TASK MATERIAL.

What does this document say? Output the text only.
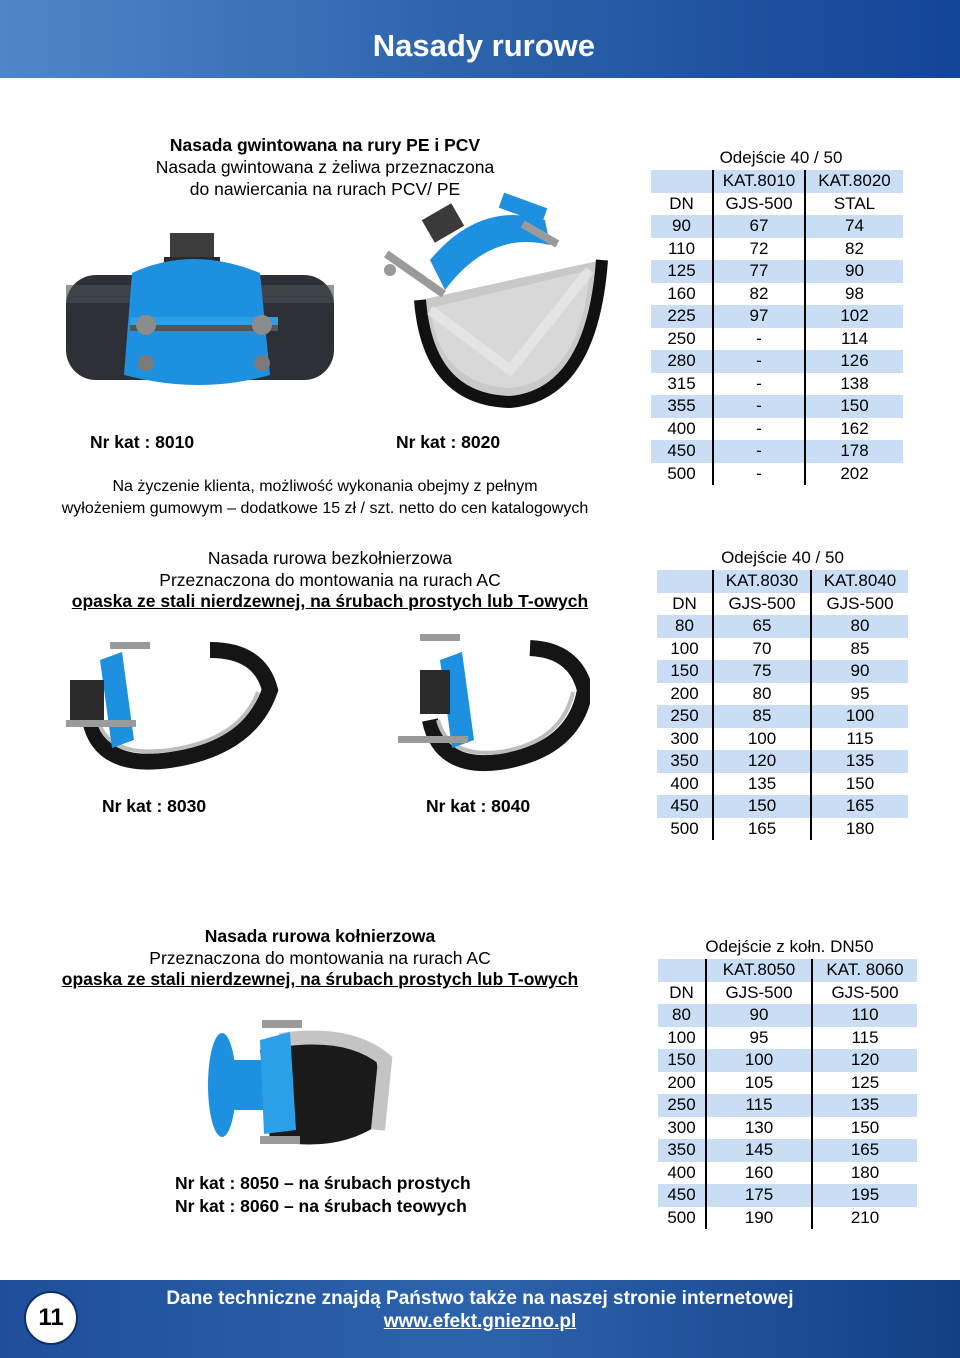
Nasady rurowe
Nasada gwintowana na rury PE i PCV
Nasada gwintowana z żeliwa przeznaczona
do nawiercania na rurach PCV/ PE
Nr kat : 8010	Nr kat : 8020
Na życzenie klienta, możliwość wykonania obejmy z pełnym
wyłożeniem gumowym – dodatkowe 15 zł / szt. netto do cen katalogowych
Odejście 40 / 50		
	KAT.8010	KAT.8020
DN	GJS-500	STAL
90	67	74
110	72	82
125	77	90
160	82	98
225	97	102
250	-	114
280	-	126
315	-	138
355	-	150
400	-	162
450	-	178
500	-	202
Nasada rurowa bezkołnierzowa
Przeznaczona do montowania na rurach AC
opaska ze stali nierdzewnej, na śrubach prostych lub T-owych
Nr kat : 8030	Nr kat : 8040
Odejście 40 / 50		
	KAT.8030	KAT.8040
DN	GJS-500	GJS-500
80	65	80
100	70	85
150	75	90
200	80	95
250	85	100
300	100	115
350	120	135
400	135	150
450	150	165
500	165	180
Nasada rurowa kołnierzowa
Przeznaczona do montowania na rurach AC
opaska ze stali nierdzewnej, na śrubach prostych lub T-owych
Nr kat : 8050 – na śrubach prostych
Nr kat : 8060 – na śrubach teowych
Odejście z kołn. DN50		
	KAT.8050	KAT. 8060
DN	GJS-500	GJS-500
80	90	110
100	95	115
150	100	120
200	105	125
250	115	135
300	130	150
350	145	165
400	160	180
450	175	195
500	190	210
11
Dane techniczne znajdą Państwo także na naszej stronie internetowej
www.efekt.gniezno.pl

STATED PROBLEM.
Pull out and copy each line containing the string "rurowa".

FULL OUTPUT.
Nasada rurowa bezkołnierzowa
Nasada rurowa kołnierzowa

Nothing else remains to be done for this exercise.